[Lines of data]

·····

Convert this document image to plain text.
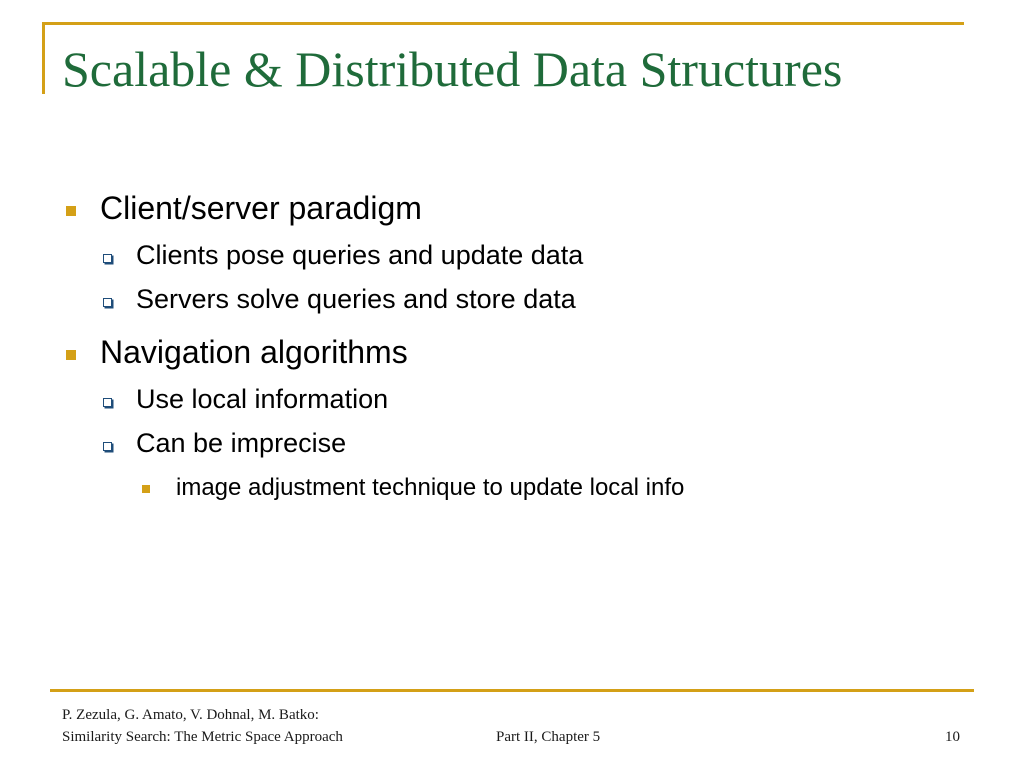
Scalable & Distributed Data Structures
Client/server paradigm
Clients pose queries and update data
Servers solve queries and store data
Navigation algorithms
Use local information
Can be imprecise
image adjustment technique to update local info
P. Zezula, G. Amato, V. Dohnal, M. Batko:
Similarity Search: The Metric Space Approach	Part II, Chapter 5	10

·····

**Stated exercise**. Going over the lines above, work out how many include "image", then give only that number.

**Task result**. 2